Extracted records
— START —
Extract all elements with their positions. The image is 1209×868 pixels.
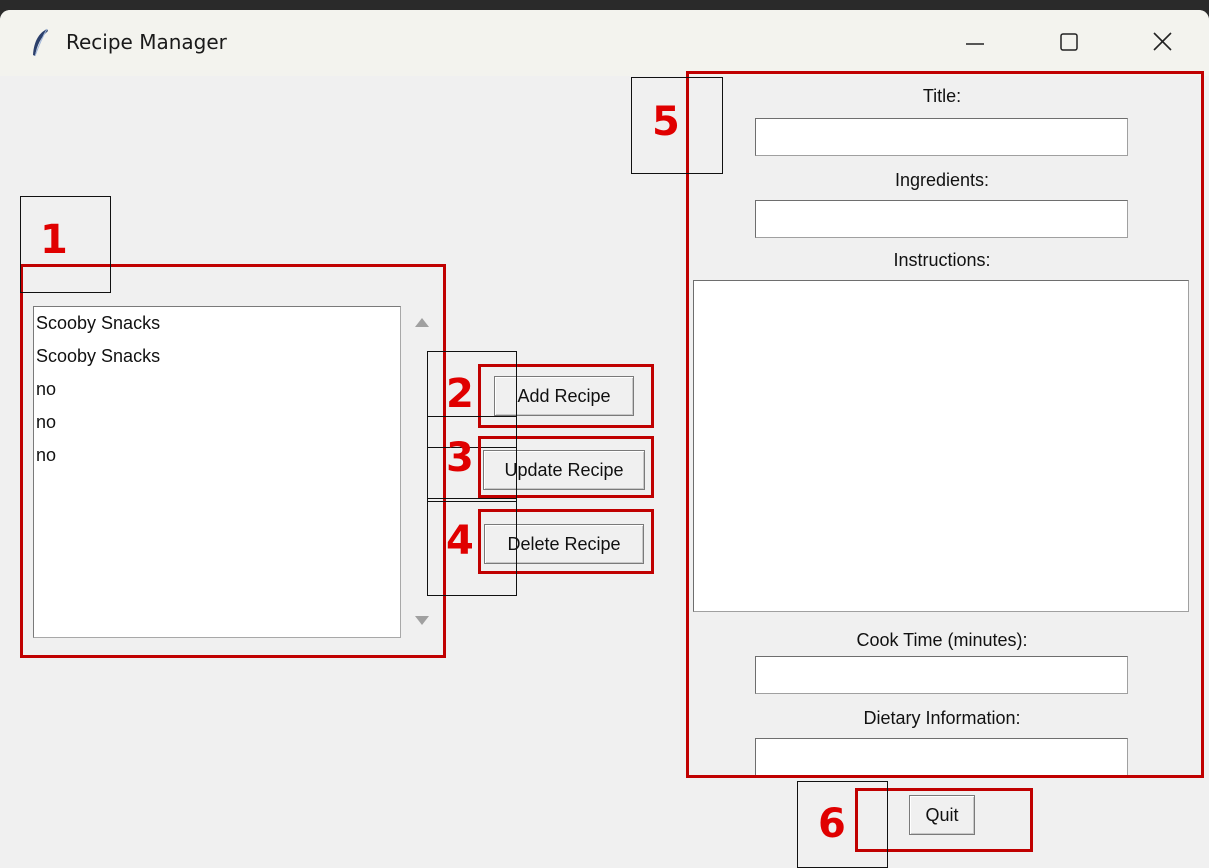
ingredients-input[interactable] <box>755 200 1128 238</box>
close-icon[interactable] <box>1139 22 1185 62</box>
scroll-down-arrow-icon[interactable] <box>415 616 429 625</box>
annotation-number-4: 4 <box>446 518 474 564</box>
ingredients-label: Ingredients: <box>894 170 990 190</box>
annotation-number-6: 6 <box>818 801 846 847</box>
update-recipe-button[interactable]: Update Recipe <box>483 450 645 490</box>
list-item[interactable]: no <box>34 439 400 472</box>
delete-recipe-button[interactable]: Delete Recipe <box>484 524 644 564</box>
list-scrollbar[interactable] <box>408 308 434 638</box>
recipe-listbox[interactable]: Scooby Snacks Scooby Snacks no no no <box>33 306 401 638</box>
list-item[interactable]: Scooby Snacks <box>34 307 400 340</box>
window-title: Recipe Manager <box>66 30 227 54</box>
list-item[interactable]: no <box>34 406 400 439</box>
list-item[interactable]: no <box>34 373 400 406</box>
dietary-information-label: Dietary Information: <box>863 708 1021 728</box>
instructions-textarea[interactable] <box>693 280 1189 612</box>
quit-button[interactable]: Quit <box>909 795 975 835</box>
maximize-icon[interactable] <box>1046 22 1092 62</box>
scroll-up-arrow-icon[interactable] <box>415 318 429 327</box>
cook-time-label: Cook Time (minutes): <box>856 630 1028 650</box>
feather-icon <box>30 28 50 58</box>
title-label: Title: <box>922 86 962 106</box>
title-bar[interactable]: Recipe Manager <box>0 10 1209 76</box>
title-input[interactable] <box>755 118 1128 156</box>
dietary-information-input[interactable] <box>755 738 1128 776</box>
annotation-number-3: 3 <box>446 435 474 481</box>
list-item[interactable]: Scooby Snacks <box>34 340 400 373</box>
cook-time-input[interactable] <box>755 656 1128 694</box>
app-window: Recipe Manager Scooby Snacks Scooby Snac… <box>0 10 1209 868</box>
add-recipe-button[interactable]: Add Recipe <box>494 376 634 416</box>
annotation-number-1: 1 <box>40 217 68 263</box>
instructions-label: Instructions: <box>893 250 991 270</box>
minimize-icon[interactable] <box>952 22 998 62</box>
annotation-number-2: 2 <box>446 371 474 417</box>
annotation-number-5: 5 <box>652 99 680 145</box>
— END —
EXERCISE
Format every line of the records above as a JSON list of strings, one string per line, with blank lines skipped and the pictures left out.

THE RESULT
[
  "Extract all elements with their positions. The image is 1209×868 pixels.",
  "ingredients-input[interactable] <box>755 200 1128 238</box>",
  "close-icon[interactable] <box>1139 22 1185 62</box>",
  "scroll-down-arrow-icon[interactable] <box>415 616 429 625</box>",
  "annotation-number-4: 4 <box>446 518 474 564</box>",
  "ingredients-label: Ingredients: <box>894 170 990 190</box>",
  "annotation-number-6: 6 <box>818 801 846 847</box>",
  "update-recipe-button[interactable]: Update Recipe <box>483 450 645 490</box>",
  "list-item[interactable]: no <box>34 439 400 472</box>",
  "delete-recipe-button[interactable]: Delete Recipe <box>484 524 644 564</box>",
  "list-scrollbar[interactable] <box>408 308 434 638</box>",
  "recipe-listbox[interactable]: Scooby Snacks Scooby Snacks no no no <box>33 306 401 638</box>",
  "list-item[interactable]: Scooby Snacks <box>34 307 400 340</box>",
  "window-title: Recipe Manager <box>66 30 227 54</box>",
  "list-item[interactable]: no <box>34 406 400 439</box>",
  "list-item[interactable]: no <box>34 373 400 406</box>",
  "dietary-information-label: Dietary Information: <box>863 708 1021 728</box>",
  "instructions-textarea[interactable] <box>693 280 1189 612</box>",
  "quit-button[interactable]: Quit <box>909 795 975 835</box>",
  "maximize-icon[interactable] <box>1046 22 1092 62</box>",
  "scroll-up-arrow-icon[interactable] <box>415 318 429 327</box>",
  "cook-time-label: Cook Time (minutes): <box>856 630 1028 650</box>",
  "feather-icon <box>30 28 50 58</box>",
  "title-label: Title: <box>922 86 962 106</box>",
  "title-bar[interactable]: Recipe Manager <box>0 10 1209 76</box>",
  "title-input[interactable] <box>755 118 1128 156</box>",
  "dietary-information-input[interactable] <box>755 738 1128 776</box>",
  "annotation-number-3: 3 <box>446 435 474 481</box>",
  "list-item[interactable]: Scooby Snacks <box>34 340 400 373</box>",
  "cook-time-input[interactable] <box>755 656 1128 694</box>",
  "app-window: Recipe Manager Scooby Snacks Scooby Snac… <box>0 10 1209 868</box>",
  "add-recipe-button[interactable]: Add Recipe <box>494 376 634 416</box>",
  "annotation-number-1: 1 <box>40 217 68 263</box>",
  "instructions-label: Instructions: <box>893 250 991 270</box>",
  "minimize-icon[interactable] <box>952 22 998 62</box>",
  "annotation-number-2: 2 <box>446 371 474 417</box>",
  "annotation-number-5: 5 <box>652 99 680 145</box>"
]